» **STATED GOAL**: Leave out the pictures and repeat every record exactly.

» **DATA**:
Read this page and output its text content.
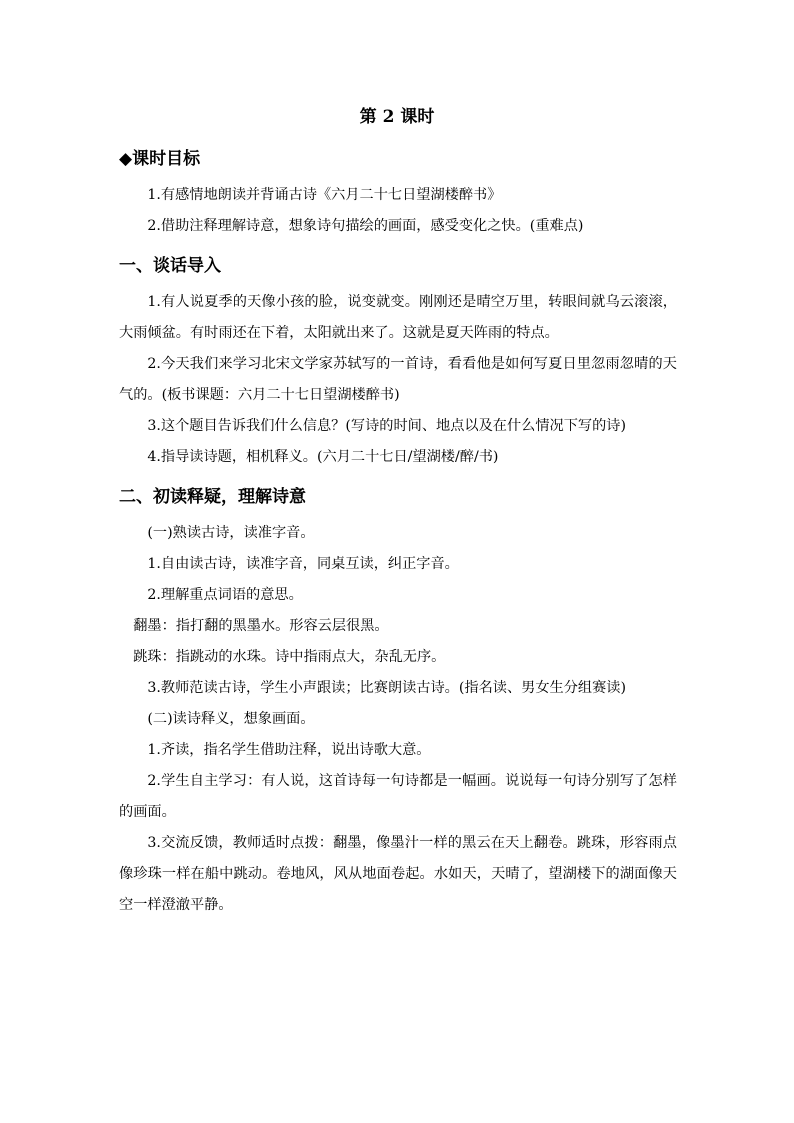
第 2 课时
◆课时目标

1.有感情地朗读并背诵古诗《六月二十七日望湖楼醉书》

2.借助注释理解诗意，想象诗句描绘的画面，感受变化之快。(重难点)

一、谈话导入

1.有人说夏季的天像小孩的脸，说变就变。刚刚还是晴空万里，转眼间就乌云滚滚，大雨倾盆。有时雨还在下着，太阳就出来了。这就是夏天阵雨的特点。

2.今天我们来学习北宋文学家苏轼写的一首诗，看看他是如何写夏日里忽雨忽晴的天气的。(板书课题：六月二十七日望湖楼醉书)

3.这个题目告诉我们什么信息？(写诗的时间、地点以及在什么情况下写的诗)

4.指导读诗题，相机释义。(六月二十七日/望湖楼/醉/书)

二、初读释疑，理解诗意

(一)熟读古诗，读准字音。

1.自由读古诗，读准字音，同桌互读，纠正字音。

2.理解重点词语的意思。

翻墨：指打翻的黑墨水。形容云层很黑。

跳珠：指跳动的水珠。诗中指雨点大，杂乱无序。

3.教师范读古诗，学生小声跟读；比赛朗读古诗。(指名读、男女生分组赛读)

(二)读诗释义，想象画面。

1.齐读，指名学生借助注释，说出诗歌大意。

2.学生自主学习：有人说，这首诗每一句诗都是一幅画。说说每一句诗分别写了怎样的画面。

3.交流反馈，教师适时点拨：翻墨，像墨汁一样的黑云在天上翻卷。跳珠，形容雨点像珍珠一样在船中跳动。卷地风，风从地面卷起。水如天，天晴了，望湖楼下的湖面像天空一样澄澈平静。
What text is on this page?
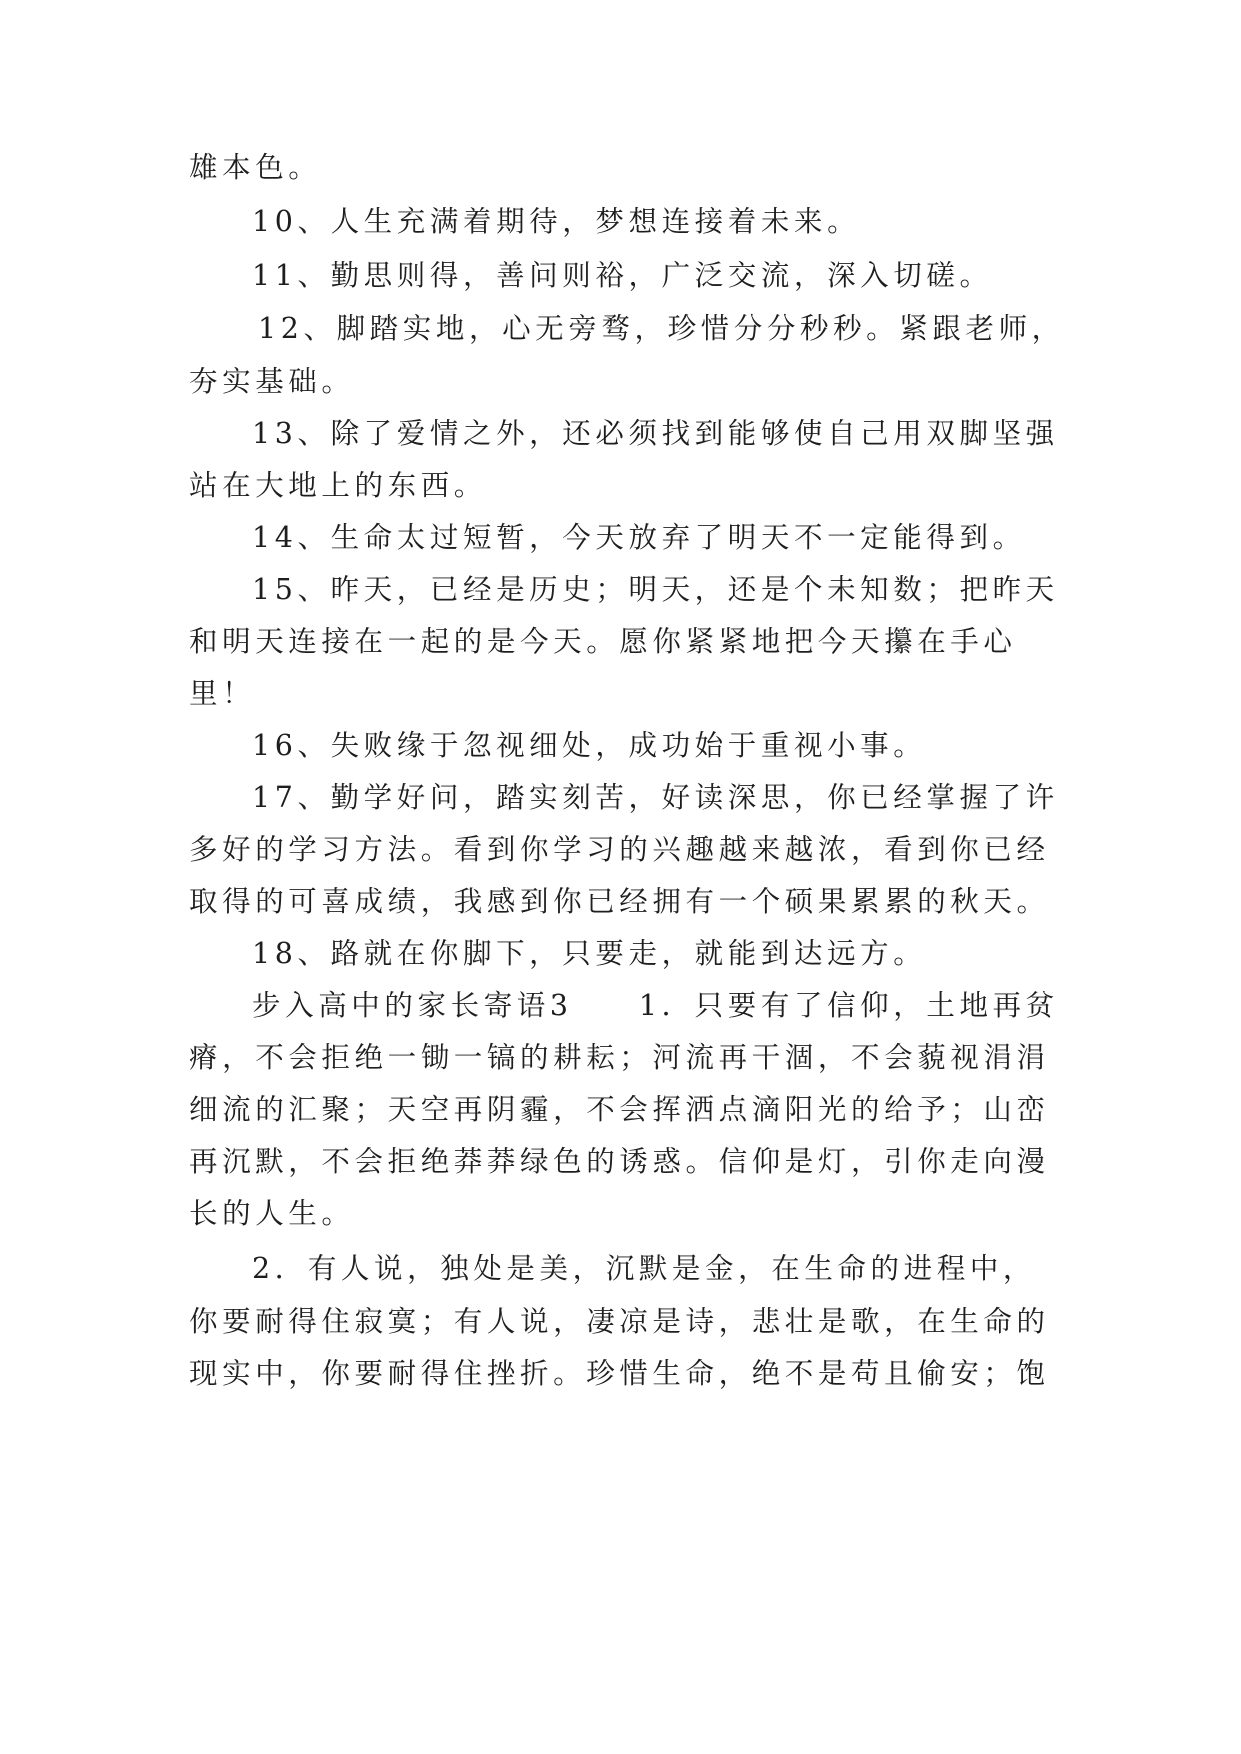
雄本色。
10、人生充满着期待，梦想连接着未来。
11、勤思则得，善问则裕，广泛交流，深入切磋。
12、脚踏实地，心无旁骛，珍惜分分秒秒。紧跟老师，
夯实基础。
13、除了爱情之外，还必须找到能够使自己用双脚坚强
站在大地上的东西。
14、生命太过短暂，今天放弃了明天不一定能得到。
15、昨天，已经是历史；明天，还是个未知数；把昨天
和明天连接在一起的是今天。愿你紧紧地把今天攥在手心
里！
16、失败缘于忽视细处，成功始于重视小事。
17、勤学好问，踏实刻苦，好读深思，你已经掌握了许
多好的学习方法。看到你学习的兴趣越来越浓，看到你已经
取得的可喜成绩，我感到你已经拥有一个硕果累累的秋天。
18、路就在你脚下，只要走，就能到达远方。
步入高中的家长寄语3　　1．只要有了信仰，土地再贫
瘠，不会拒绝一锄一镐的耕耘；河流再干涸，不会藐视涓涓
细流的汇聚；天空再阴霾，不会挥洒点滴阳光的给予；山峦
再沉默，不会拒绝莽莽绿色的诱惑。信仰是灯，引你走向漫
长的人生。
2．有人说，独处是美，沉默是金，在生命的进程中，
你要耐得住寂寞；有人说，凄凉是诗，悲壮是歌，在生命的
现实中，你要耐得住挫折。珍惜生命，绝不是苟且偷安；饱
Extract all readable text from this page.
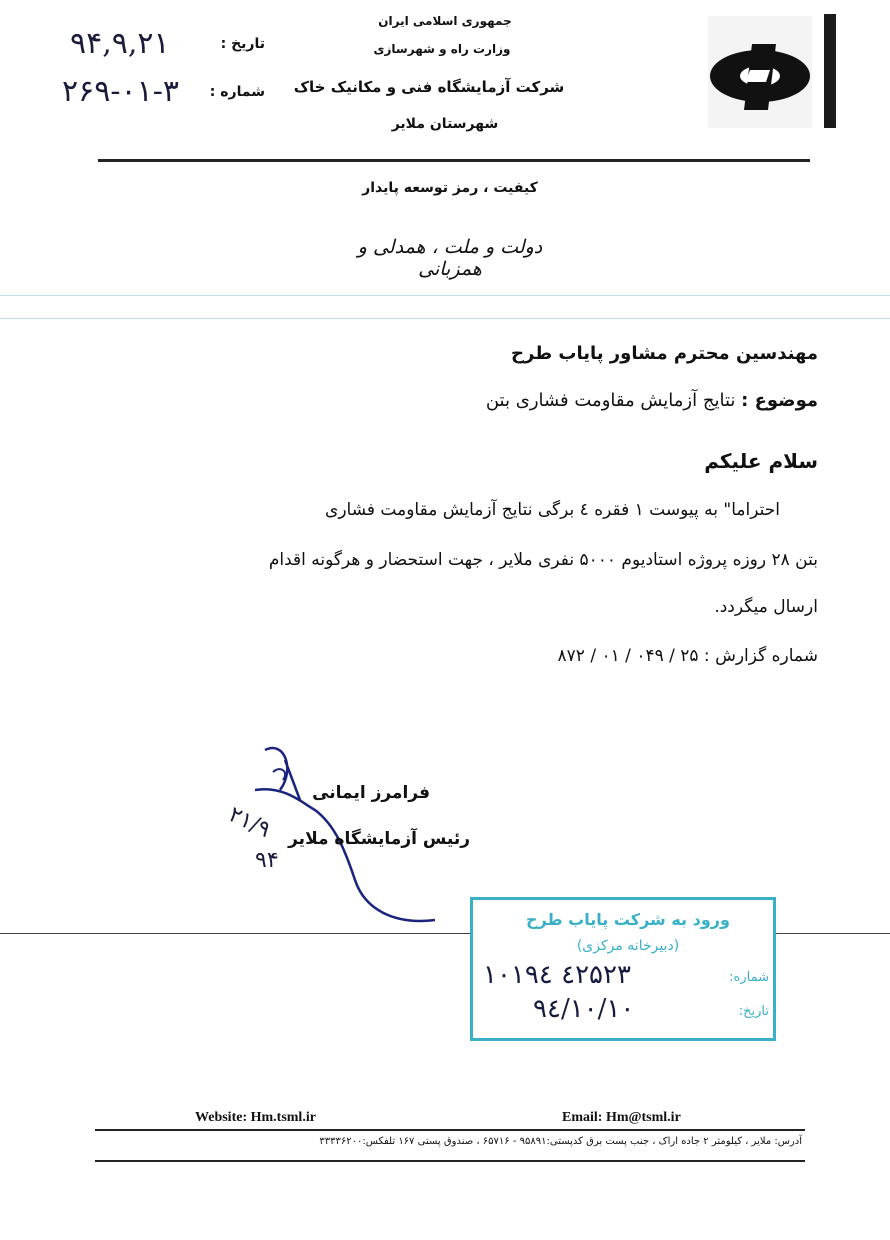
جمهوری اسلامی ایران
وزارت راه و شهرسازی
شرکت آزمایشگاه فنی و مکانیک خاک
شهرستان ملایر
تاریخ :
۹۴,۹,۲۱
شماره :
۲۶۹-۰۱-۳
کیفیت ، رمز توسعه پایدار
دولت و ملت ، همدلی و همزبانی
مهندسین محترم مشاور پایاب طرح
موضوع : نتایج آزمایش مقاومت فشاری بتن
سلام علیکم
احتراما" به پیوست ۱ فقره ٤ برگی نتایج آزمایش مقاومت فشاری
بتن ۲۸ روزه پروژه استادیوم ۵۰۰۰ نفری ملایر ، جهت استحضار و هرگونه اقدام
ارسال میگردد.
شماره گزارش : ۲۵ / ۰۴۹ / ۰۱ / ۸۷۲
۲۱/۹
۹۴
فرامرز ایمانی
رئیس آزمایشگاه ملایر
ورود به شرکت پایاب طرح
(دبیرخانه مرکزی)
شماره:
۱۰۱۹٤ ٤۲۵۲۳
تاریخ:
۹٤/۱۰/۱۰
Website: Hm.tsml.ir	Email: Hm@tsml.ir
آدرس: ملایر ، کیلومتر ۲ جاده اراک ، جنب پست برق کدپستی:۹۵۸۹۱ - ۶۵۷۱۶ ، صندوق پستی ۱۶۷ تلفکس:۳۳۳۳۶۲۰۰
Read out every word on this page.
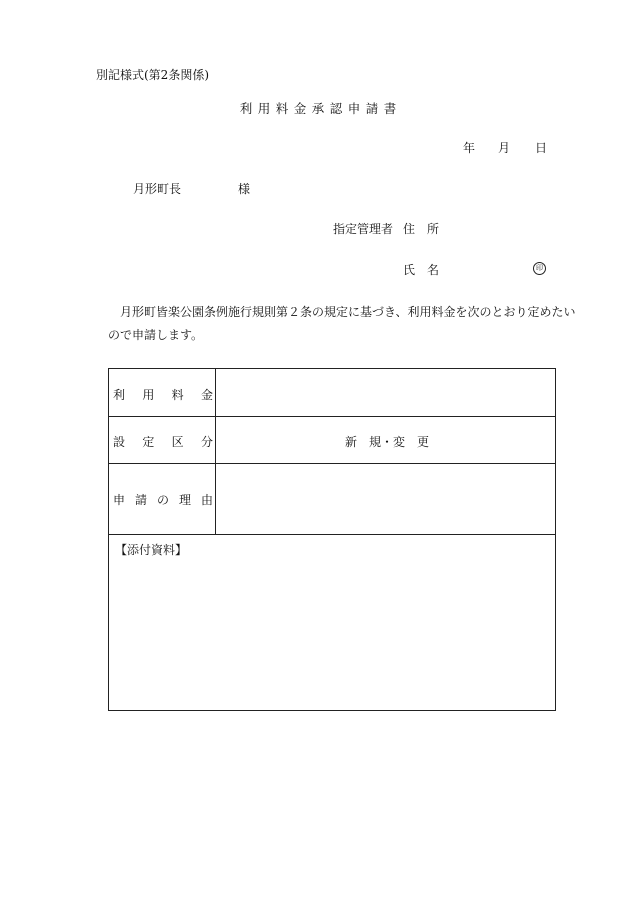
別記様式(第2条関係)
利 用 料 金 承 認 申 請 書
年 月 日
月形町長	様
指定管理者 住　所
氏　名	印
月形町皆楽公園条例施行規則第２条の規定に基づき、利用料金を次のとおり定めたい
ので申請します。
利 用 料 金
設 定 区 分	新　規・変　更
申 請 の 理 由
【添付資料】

» **RESPONSE**:
Read this page and output its text content.
第 2 课时
◆课时目标

1.有感情地朗读并背诵古诗《六月二十七日望湖楼醉书》

2.借助注释理解诗意，想象诗句描绘的画面，感受变化之快。(重难点)

一、谈话导入

1.有人说夏季的天像小孩的脸，说变就变。刚刚还是晴空万里，转眼间就乌云滚滚，大雨倾盆。有时雨还在下着，太阳就出来了。这就是夏天阵雨的特点。

2.今天我们来学习北宋文学家苏轼写的一首诗，看看他是如何写夏日里忽雨忽晴的天气的。(板书课题：六月二十七日望湖楼醉书)

3.这个题目告诉我们什么信息？(写诗的时间、地点以及在什么情况下写的诗)

4.指导读诗题，相机释义。(六月二十七日/望湖楼/醉/书)

二、初读释疑，理解诗意

(一)熟读古诗，读准字音。

1.自由读古诗，读准字音，同桌互读，纠正字音。

2.理解重点词语的意思。

翻墨：指打翻的黑墨水。形容云层很黑。

跳珠：指跳动的水珠。诗中指雨点大，杂乱无序。

3.教师范读古诗，学生小声跟读；比赛朗读古诗。(指名读、男女生分组赛读)

(二)读诗释义，想象画面。

1.齐读，指名学生借助注释，说出诗歌大意。

2.学生自主学习：有人说，这首诗每一句诗都是一幅画。说说每一句诗分别写了怎样的画面。

3.交流反馈，教师适时点拨：翻墨，像墨汁一样的黑云在天上翻卷。跳珠，形容雨点像珍珠一样在船中跳动。卷地风，风从地面卷起。水如天，天晴了，望湖楼下的湖面像天空一样澄澈平静。
What text is on this page?
雄本色。
10、人生充满着期待，梦想连接着未来。
11、勤思则得，善问则裕，广泛交流，深入切磋。
12、脚踏实地，心无旁骛，珍惜分分秒秒。紧跟老师，
夯实基础。
13、除了爱情之外，还必须找到能够使自己用双脚坚强
站在大地上的东西。
14、生命太过短暂，今天放弃了明天不一定能得到。
15、昨天，已经是历史；明天，还是个未知数；把昨天
和明天连接在一起的是今天。愿你紧紧地把今天攥在手心
里！
16、失败缘于忽视细处，成功始于重视小事。
17、勤学好问，踏实刻苦，好读深思，你已经掌握了许
多好的学习方法。看到你学习的兴趣越来越浓，看到你已经
取得的可喜成绩，我感到你已经拥有一个硕果累累的秋天。
18、路就在你脚下，只要走，就能到达远方。
步入高中的家长寄语3　　1．只要有了信仰，土地再贫
瘠，不会拒绝一锄一镐的耕耘；河流再干涸，不会藐视涓涓
细流的汇聚；天空再阴霾，不会挥洒点滴阳光的给予；山峦
再沉默，不会拒绝莽莽绿色的诱惑。信仰是灯，引你走向漫
长的人生。
2．有人说，独处是美，沉默是金，在生命的进程中，
你要耐得住寂寞；有人说，凄凉是诗，悲壮是歌，在生命的
现实中，你要耐得住挫折。珍惜生命，绝不是苟且偷安；饱
Extract all readable text from this page.
جمهوری اسلامی ایران
وزارت راه و شهرسازی
شرکت آزمایشگاه فنی و مکانیک خاک
شهرستان ملایر
تاریخ :
۹۴,۹,۲۱
شماره :
۲۶۹-۰۱-۳
کیفیت ، رمز توسعه پایدار
دولت و ملت ، همدلی و همزبانی
مهندسین محترم مشاور پایاب طرح
موضوع : نتایج آزمایش مقاومت فشاری بتن
سلام علیکم
احتراما" به پیوست ۱ فقره ٤ برگی نتایج آزمایش مقاومت فشاری
بتن ۲۸ روزه پروژه استادیوم ۵۰۰۰ نفری ملایر ، جهت استحضار و هرگونه اقدام
ارسال میگردد.
شماره گزارش : ۲۵ / ۰۴۹ / ۰۱ / ۸۷۲
۲۱/۹
۹۴
فرامرز ایمانی
رئیس آزمایشگاه ملایر
ورود به شرکت پایاب طرح
(دبیرخانه مرکزی)
شماره:
۱۰۱۹٤ ٤۲۵۲۳
تاریخ:
۹٤/۱۰/۱۰
Website: Hm.tsml.ir	Email: Hm@tsml.ir
آدرس: ملایر ، کیلومتر ۲ جاده اراک ، جنب پست برق کدپستی:۹۵۸۹۱ - ۶۵۷۱۶ ، صندوق پستی ۱۶۷ تلفکس:۳۳۳۳۶۲۰۰
Read out every word on this page.
別記様式(第2条関係)
利 用 料 金 承 認 申 請 書
年 月 日
月形町長	様
指定管理者 住　所
氏　名	印
月形町皆楽公園条例施行規則第２条の規定に基づき、利用料金を次のとおり定めたい
ので申請します。
利 用 料 金
設 定 区 分	新　規・変　更
申 請 の 理 由
【添付資料】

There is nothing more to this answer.